▶ _SUPPLIED MATERIAL_
★ ★ ★ ★
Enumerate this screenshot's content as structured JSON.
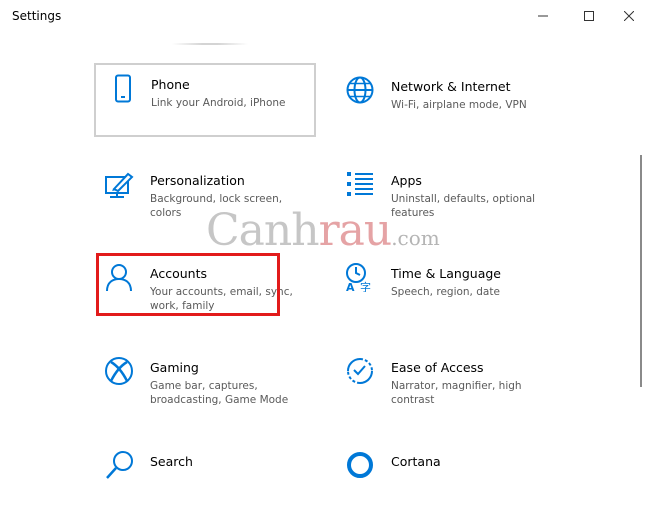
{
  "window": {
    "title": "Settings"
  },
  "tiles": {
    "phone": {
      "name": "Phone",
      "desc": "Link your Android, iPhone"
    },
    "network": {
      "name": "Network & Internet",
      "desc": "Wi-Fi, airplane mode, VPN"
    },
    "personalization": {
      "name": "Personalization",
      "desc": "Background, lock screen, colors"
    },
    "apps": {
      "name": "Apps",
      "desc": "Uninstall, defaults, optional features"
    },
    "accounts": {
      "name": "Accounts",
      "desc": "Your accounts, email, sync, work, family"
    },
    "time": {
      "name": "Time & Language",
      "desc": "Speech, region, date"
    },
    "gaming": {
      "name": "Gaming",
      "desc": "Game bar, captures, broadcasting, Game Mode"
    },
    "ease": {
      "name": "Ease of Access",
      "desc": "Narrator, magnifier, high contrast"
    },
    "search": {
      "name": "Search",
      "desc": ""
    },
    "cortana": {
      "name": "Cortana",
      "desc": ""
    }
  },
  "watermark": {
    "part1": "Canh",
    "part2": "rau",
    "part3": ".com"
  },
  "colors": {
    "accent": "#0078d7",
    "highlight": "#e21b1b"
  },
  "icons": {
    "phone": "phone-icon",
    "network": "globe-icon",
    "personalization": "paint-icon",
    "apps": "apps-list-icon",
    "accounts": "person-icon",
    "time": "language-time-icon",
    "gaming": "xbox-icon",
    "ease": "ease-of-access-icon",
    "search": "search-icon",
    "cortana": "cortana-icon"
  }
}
★ ★ ★ ★
▶ _PROBLEM DESCRIPTION_
Reproduce all of the material above word for word. Omit the pictures.

▶ _FULL RESPONSE_
Enumerate this screenshot's content as structured JSON.
{
  "window": {
    "title": "Settings"
  },
  "tiles": {
    "phone": {
      "name": "Phone",
      "desc": "Link your Android, iPhone"
    },
    "network": {
      "name": "Network & Internet",
      "desc": "Wi-Fi, airplane mode, VPN"
    },
    "personalization": {
      "name": "Personalization",
      "desc": "Background, lock screen, colors"
    },
    "apps": {
      "name": "Apps",
      "desc": "Uninstall, defaults, optional features"
    },
    "accounts": {
      "name": "Accounts",
      "desc": "Your accounts, email, sync, work, family"
    },
    "time": {
      "name": "Time & Language",
      "desc": "Speech, region, date"
    },
    "gaming": {
      "name": "Gaming",
      "desc": "Game bar, captures, broadcasting, Game Mode"
    },
    "ease": {
      "name": "Ease of Access",
      "desc": "Narrator, magnifier, high contrast"
    },
    "search": {
      "name": "Search",
      "desc": ""
    },
    "cortana": {
      "name": "Cortana",
      "desc": ""
    }
  },
  "watermark": {
    "part1": "Canh",
    "part2": "rau",
    "part3": ".com"
  },
  "colors": {
    "accent": "#0078d7",
    "highlight": "#e21b1b"
  },
  "icons": {
    "phone": "phone-icon",
    "network": "globe-icon",
    "personalization": "paint-icon",
    "apps": "apps-list-icon",
    "accounts": "person-icon",
    "time": "language-time-icon",
    "gaming": "xbox-icon",
    "ease": "ease-of-access-icon",
    "search": "search-icon",
    "cortana": "cortana-icon"
  }
}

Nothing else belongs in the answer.